Using the data below, copy each line that includes the word "detener".

━━ Provided material ━━

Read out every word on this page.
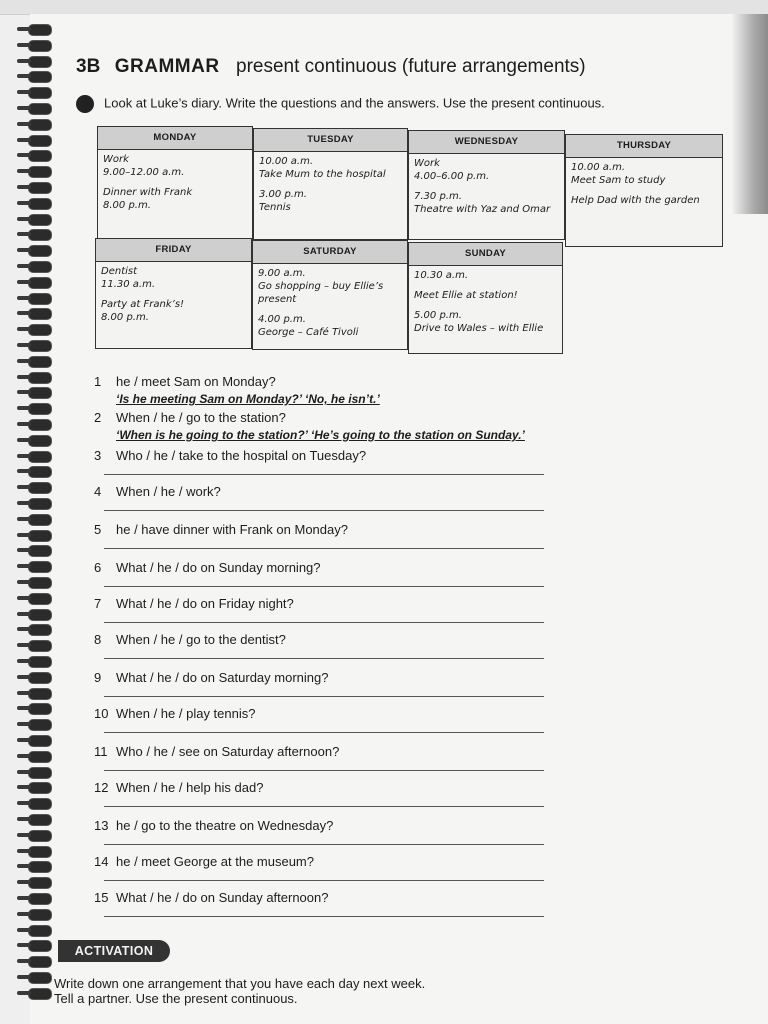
3B GRAMMAR present continuous (future arrangements)
Look at Luke’s diary. Write the questions and the answers. Use the present continuous.
MONDAY
Work
9.00–12.00 a.m.
Dinner with Frank
8.00 p.m.
TUESDAY
10.00 a.m.
Take Mum to the hospital
3.00 p.m.
Tennis
WEDNESDAY
Work
4.00–6.00 p.m.
7.30 p.m.
Theatre with Yaz and Omar
THURSDAY
10.00 a.m.
Meet Sam to study
Help Dad with the garden
FRIDAY
Dentist
11.30 a.m.
Party at Frank’s!
8.00 p.m.
SATURDAY
9.00 a.m.
Go shopping – buy Ellie’s
present
4.00 p.m.
George – Café Tivoli
SUNDAY
10.30 a.m.
Meet Ellie at station!
5.00 p.m.
Drive to Wales – with Ellie
1 he / meet Sam on Monday?
‘Is he meeting Sam on Monday?’ ‘No, he isn’t.’
2 When / he / go to the station?
‘When is he going to the station?’ ‘He’s going to the station on Sunday.’
3 Who / he / take to the hospital on Tuesday?
4 When / he / work?
5 he / have dinner with Frank on Monday?
6 What / he / do on Sunday morning?
7 What / he / do on Friday night?
8 When / he / go to the dentist?
9 What / he / do on Saturday morning?
10 When / he / play tennis?
11 Who / he / see on Saturday afternoon?
12 When / he / help his dad?
13 he / go to the theatre on Wednesday?
14 he / meet George at the museum?
15 What / he / do on Sunday afternoon?
ACTIVATION
Write down one arrangement that you have each day next week.
Tell a partner. Use the present continuous.
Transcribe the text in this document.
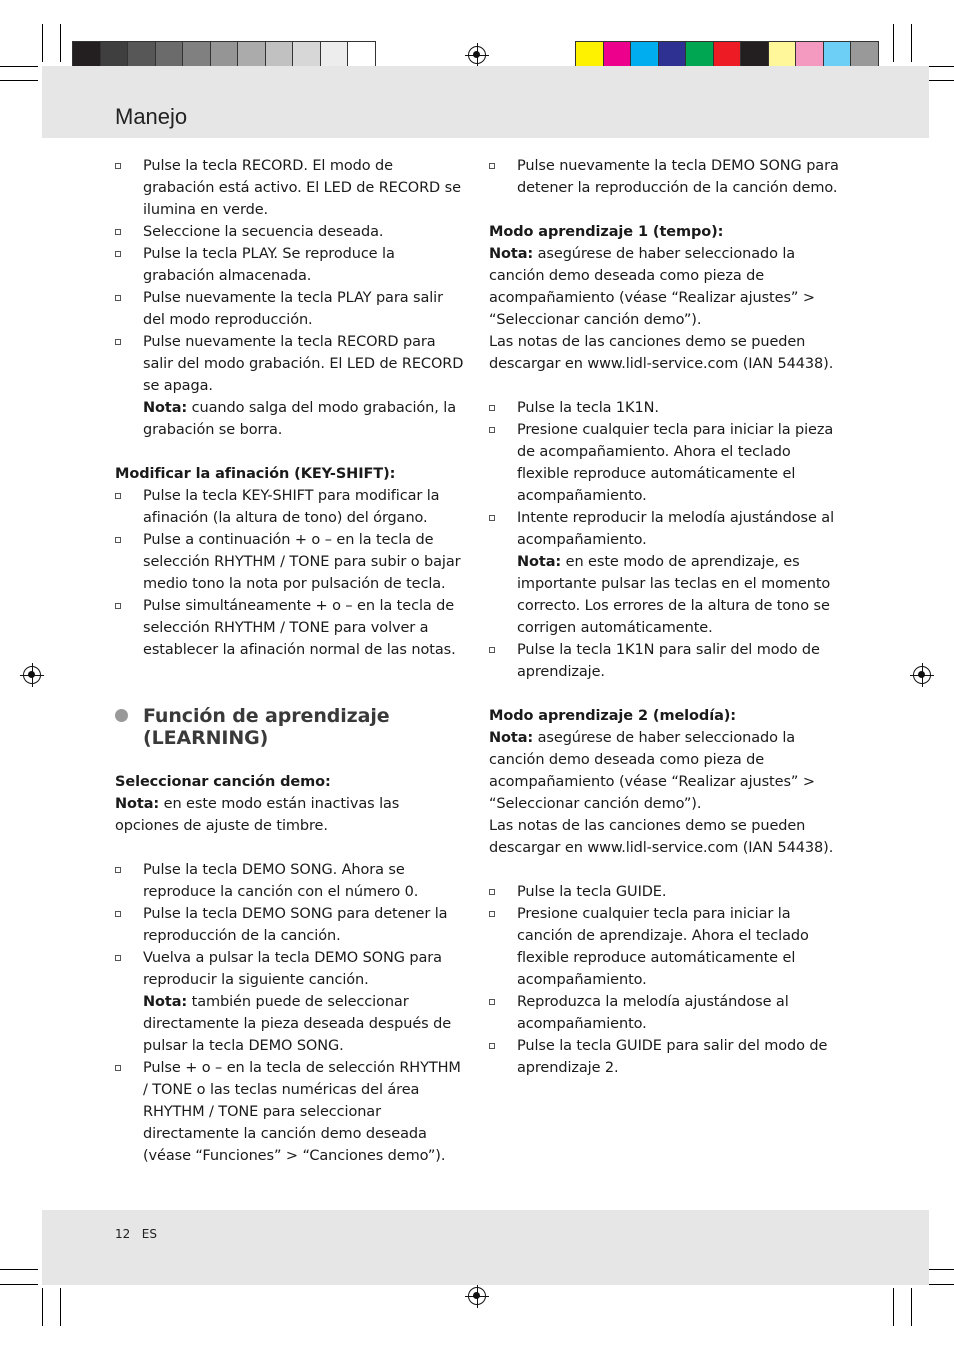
Manejo

Pulse la tecla RECORD. El modo de grabación está activo. El LED de RECORD se ilumina en verde.

Seleccione la secuencia deseada.

Pulse la tecla PLAY. Se reproduce la grabación almacenada.

Pulse nuevamente la tecla PLAY para salir del modo reproducción.

Pulse nuevamente la tecla RECORD para salir del modo grabación. El LED de RECORD se apaga.

Nota: cuando salga del modo grabación, la grabación se borra.

Modificar la afinación (KEY-SHIFT):

Pulse la tecla KEY-SHIFT para modificar la afinación (la altura de tono) del órgano.

Pulse a continuación + o – en la tecla de selección RHYTHM / TONE para subir o bajar medio tono la nota por pulsación de tecla.

Pulse simultáneamente + o – en la tecla de selección RHYTHM / TONE para volver a establecer la afinación normal de las notas.

Función de aprendizaje (LEARNING)

Seleccionar canción demo:

Nota: en este modo están inactivas las opciones de ajuste de timbre.

Pulse la tecla DEMO SONG. Ahora se reproduce la canción con el número 0.

Pulse la tecla DEMO SONG para detener la reproducción de la canción.

Vuelva a pulsar la tecla DEMO SONG para reproducir la siguiente canción.

Nota: también puede de seleccionar directamente la pieza deseada después de pulsar la tecla DEMO SONG.

Pulse + o – en la tecla de selección RHYTHM / TONE o las teclas numéricas del área RHYTHM / TONE para seleccionar directamente la canción demo deseada (véase “Funciones” > “Canciones demo”).

Pulse nuevamente la tecla DEMO SONG para detener la reproducción de la canción demo.

Modo aprendizaje 1 (tempo):

Nota: asegúrese de haber seleccionado la canción demo deseada como pieza de acompañamiento (véase “Realizar ajustes” > “Seleccionar canción demo”).

Las notas de las canciones demo se pueden descargar en www.lidl-service.com (IAN 54438).

Pulse la tecla 1K1N.

Presione cualquier tecla para iniciar la pieza de acompañamiento. Ahora el teclado flexible reproduce automáticamente el acompañamiento.

Intente reproducir la melodía ajustándose al acompañamiento.

Nota: en este modo de aprendizaje, es importante pulsar las teclas en el momento correcto. Los errores de la altura de tono se corrigen automáticamente.

Pulse la tecla 1K1N para salir del modo de aprendizaje.

Modo aprendizaje 2 (melodía):

Nota: asegúrese de haber seleccionado la canción demo deseada como pieza de acompañamiento (véase “Realizar ajustes” > “Seleccionar canción demo”).

Las notas de las canciones demo se pueden descargar en www.lidl-service.com (IAN 54438).

Pulse la tecla GUIDE.

Presione cualquier tecla para iniciar la canción de aprendizaje. Ahora el teclado flexible reproduce automáticamente el acompañamiento.

Reproduzca la melodía ajustándose al acompañamiento.

Pulse la tecla GUIDE para salir del modo de aprendizaje 2.

12 ES
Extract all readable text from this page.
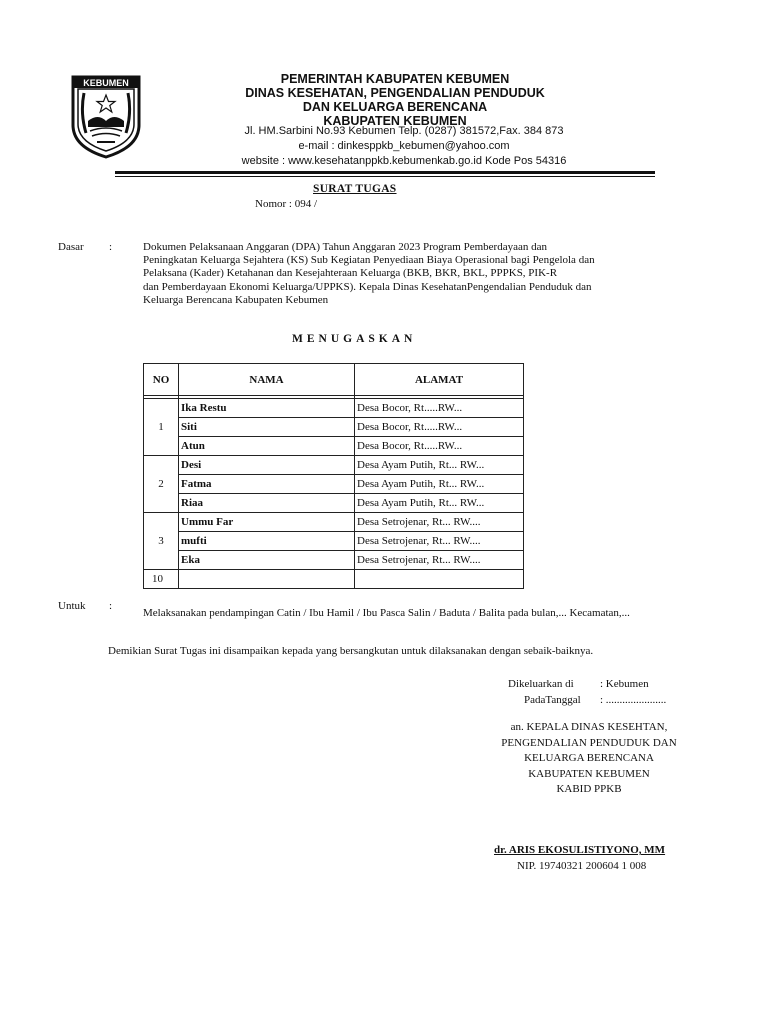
KEBUMEN	PEMERINTAH KABUPATEN KEBUMEN
DINAS KESEHATAN, PENGENDALIAN PENDUDUK
DAN KELUARGA BERENCANA
KABUPATEN KEBUMEN
Jl. HM.Sarbini No.93 Kebumen Telp. (0287) 381572,Fax. 384 873
e-mail : dinkesppkb_kebumen@yahoo.com
website : www.kesehatanppkb.kebumenkab.go.id Kode Pos 54316
SURAT TUGAS
Nomor : 094 /
Dasar :	Dokumen Pelaksanaan Anggaran (DPA) Tahun Anggaran 2023 Program Pemberdayaan dan
Peningkatan Keluarga Sejahtera (KS) Sub Kegiatan Penyediaan Biaya Operasional bagi Pengelola dan
Pelaksana (Kader) Ketahanan dan Kesejahteraan Keluarga (BKB, BKR, BKL, PPPKS, PIK-R
dan Pemberdayaan Ekonomi Keluarga/UPPKS). Kepala Dinas KesehatanPengendalian Penduduk dan
Keluarga Berencana Kabupaten Kebumen
MENUGASKAN
NO	NAMA	ALAMAT

1	Ika Restu	Desa Bocor, Rt.....RW...
	Siti	Desa Bocor, Rt.....RW...
	Atun	Desa Bocor, Rt.....RW...
2	Desi	Desa Ayam Putih, Rt... RW...
	Fatma	Desa Ayam Putih, Rt... RW...
	Riaa	Desa Ayam Putih, Rt... RW...
3	Ummu Far	Desa Setrojenar, Rt... RW....
	mufti	Desa Setrojenar, Rt... RW....
	Eka	Desa Setrojenar, Rt... RW....
10		
Untuk :
Melaksanakan pendampingan Catin / Ibu Hamil / Ibu Pasca Salin / Baduta / Balita pada bulan,... Kecamatan,...
Demikian Surat Tugas ini disampaikan kepada yang bersangkutan untuk dilaksanakan dengan sebaik-baiknya.
Dikeluarkan di : Kebumen
PadaTanggal : ......................
an. KEPALA DINAS KESEHTAN,
PENGENDALIAN PENDUDUK DAN
KELUARGA BERENCANA
KABUPATEN KEBUMEN
KABID PPKB
dr. ARIS EKOSULISTIYONO, MM
NIP. 19740321 200604 1 008
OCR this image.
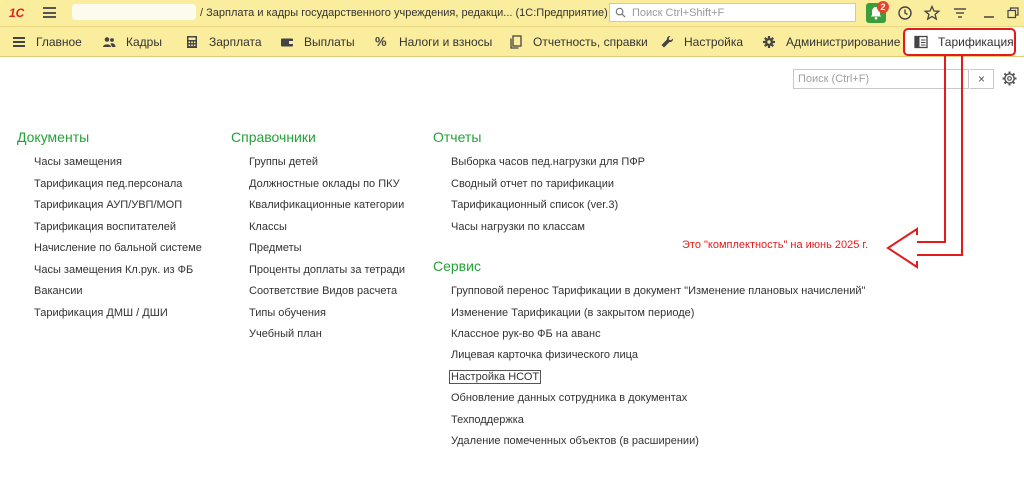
1С	/ Зарплата и кадры государственного учреждения, редакци... (1С:Предприятие) Поиск Ctrl+Shift+F	2
Главное	Кадры	Зарплата	Выплаты % Налоги и взносы	Отчетность, справки	Настройка	Администрирование	Тарификация
Поиск (Ctrl+F)	×
Документы
Часы замещения
Тарификация пед.персонала
Тарификация АУП/УВП/МОП
Тарификация воспитателей
Начисление по бальной системе
Часы замещения Кл.рук. из ФБ
Вакансии
Тарификация ДМШ / ДШИ
Справочники
Группы детей
Должностные оклады по ПКУ
Квалификационные категории
Классы
Предметы
Проценты доплаты за тетради
Соответствие Видов расчета
Типы обучения
Учебный план
Отчеты
Выборка часов пед.нагрузки для ПФР
Сводный отчет по тарификации
Тарификационный список (ver.3)
Часы нагрузки по классам
Сервис
Групповой перенос Тарификации в документ "Изменение плановых начислений"
Изменение Тарификации (в закрытом периоде)
Классное рук-во ФБ на аванс
Лицевая карточка физического лица
Настройка НСОТ
Обновление данных сотрудника в документах
Техподдержка
Удаление помеченных объектов (в расширении)
Это "комплектность" на июнь 2025 г.
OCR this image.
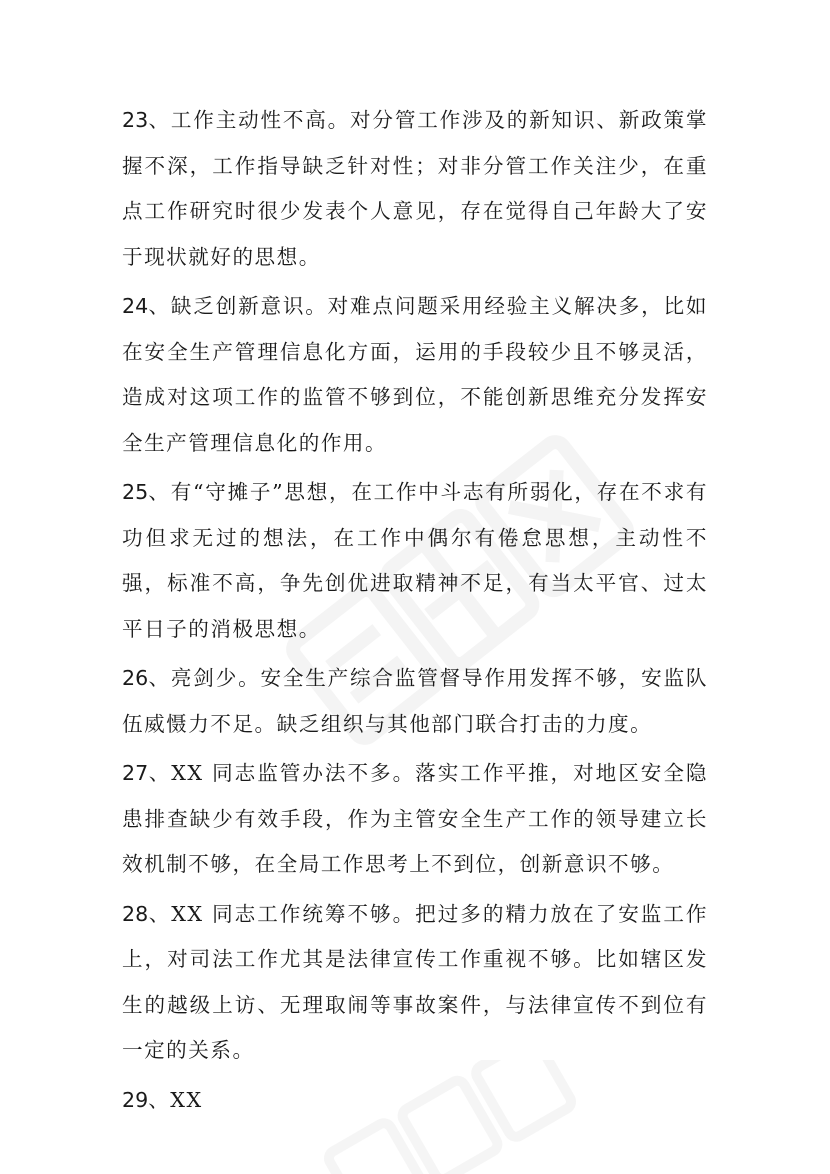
23、工作主动性不高。对分管工作涉及的新知识、新政策掌握不深，工作指导缺乏针对性；对非分管工作关注少，在重点工作研究时很少发表个人意见，存在觉得自己年龄大了安于现状就好的思想。

24、缺乏创新意识。对难点问题采用经验主义解决多，比如在安全生产管理信息化方面，运用的手段较少且不够灵活，造成对这项工作的监管不够到位，不能创新思维充分发挥安全生产管理信息化的作用。

25、有“守摊子”思想，在工作中斗志有所弱化，存在不求有功但求无过的想法，在工作中偶尔有倦怠思想，主动性不强，标准不高，争先创优进取精神不足，有当太平官、过太平日子的消极思想。

26、亮剑少。安全生产综合监管督导作用发挥不够，安监队伍威慑力不足。缺乏组织与其他部门联合打击的力度。

27、XX 同志监管办法不多。落实工作平推，对地区安全隐患排查缺少有效手段，作为主管安全生产工作的领导建立长效机制不够，在全局工作思考上不到位，创新意识不够。

28、XX 同志工作统筹不够。把过多的精力放在了安监工作上，对司法工作尤其是法律宣传工作重视不够。比如辖区发生的越级上访、无理取闹等事故案件，与法律宣传不到位有一定的关系。

29、XX
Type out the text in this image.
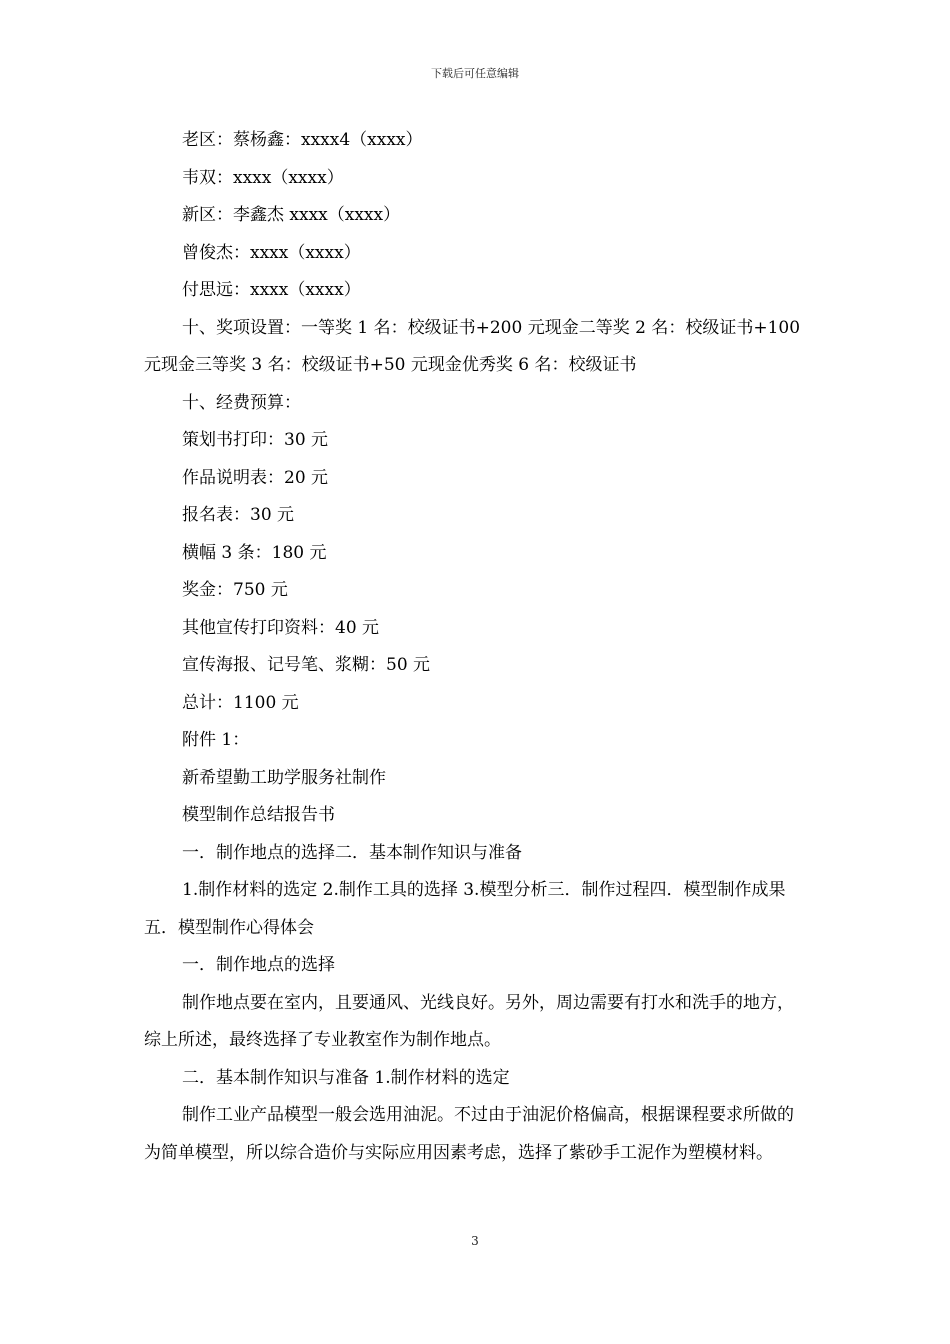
下载后可任意编辑

老区：蔡杨鑫：xxxx4（xxxx）

韦双：xxxx（xxxx）

新区：李鑫杰 xxxx（xxxx）

曾俊杰：xxxx（xxxx）

付思远：xxxx（xxxx）

十、奖项设置：一等奖 1 名：校级证书+200 元现金二等奖 2 名：校级证书+100 元现金三等奖 3 名：校级证书+50 元现金优秀奖 6 名：校级证书

十、经费预算：

策划书打印：30 元

作品说明表：20 元

报名表：30 元

横幅 3 条：180 元

奖金：750 元

其他宣传打印资料：40 元

宣传海报、记号笔、浆糊：50 元

总计：1100 元

附件 1：

新希望勤工助学服务社制作

模型制作总结报告书

一．制作地点的选择二．基本制作知识与准备

1.制作材料的选定 2.制作工具的选择 3.模型分析三．制作过程四．模型制作成果五．模型制作心得体会

一．制作地点的选择

制作地点要在室内，且要通风、光线良好。另外，周边需要有打水和洗手的地方，综上所述，最终选择了专业教室作为制作地点。

二．基本制作知识与准备 1.制作材料的选定

制作工业产品模型一般会选用油泥。不过由于油泥价格偏高，根据课程要求所做的为简单模型，所以综合造价与实际应用因素考虑，选择了紫砂手工泥作为塑模材料。

3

━━━

Correct response:
Pulse la tecla DEMO SONG para detener la reproducción de la canción.
Pulse nuevamente la tecla DEMO SONG para detener la reproducción de la canción demo.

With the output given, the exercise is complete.